▶ **THE PROBLEM**: Reply with one number only, the count of lines holding the string "results".

Saved data entries:
▶
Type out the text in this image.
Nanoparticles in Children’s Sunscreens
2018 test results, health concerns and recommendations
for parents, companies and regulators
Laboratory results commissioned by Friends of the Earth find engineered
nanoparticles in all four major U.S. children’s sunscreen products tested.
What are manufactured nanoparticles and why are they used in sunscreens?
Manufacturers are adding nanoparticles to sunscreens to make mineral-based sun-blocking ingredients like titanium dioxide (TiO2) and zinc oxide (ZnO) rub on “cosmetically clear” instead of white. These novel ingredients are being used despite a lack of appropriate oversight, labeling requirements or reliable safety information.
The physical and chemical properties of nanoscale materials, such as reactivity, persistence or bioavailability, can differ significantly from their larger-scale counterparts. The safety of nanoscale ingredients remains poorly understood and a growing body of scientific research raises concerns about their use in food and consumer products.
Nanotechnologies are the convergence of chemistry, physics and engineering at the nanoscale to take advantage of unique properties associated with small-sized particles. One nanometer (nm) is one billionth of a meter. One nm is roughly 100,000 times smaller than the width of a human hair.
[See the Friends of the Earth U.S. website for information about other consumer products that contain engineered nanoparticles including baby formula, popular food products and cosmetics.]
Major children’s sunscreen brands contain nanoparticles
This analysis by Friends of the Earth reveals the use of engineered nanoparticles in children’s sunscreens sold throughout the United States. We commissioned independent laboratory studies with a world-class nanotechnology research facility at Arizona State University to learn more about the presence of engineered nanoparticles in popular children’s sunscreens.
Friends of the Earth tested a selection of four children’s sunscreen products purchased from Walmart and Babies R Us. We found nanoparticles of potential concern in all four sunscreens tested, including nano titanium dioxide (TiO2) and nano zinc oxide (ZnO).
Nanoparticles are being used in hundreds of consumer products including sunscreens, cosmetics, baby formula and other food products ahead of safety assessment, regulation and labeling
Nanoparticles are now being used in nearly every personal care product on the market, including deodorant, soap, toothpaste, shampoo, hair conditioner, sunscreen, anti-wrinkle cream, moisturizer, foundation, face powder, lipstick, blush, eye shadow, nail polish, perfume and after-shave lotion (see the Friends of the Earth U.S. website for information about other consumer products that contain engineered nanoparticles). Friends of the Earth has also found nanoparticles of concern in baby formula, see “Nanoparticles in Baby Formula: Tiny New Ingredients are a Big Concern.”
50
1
◀
▶ **TASK RESULT**: 2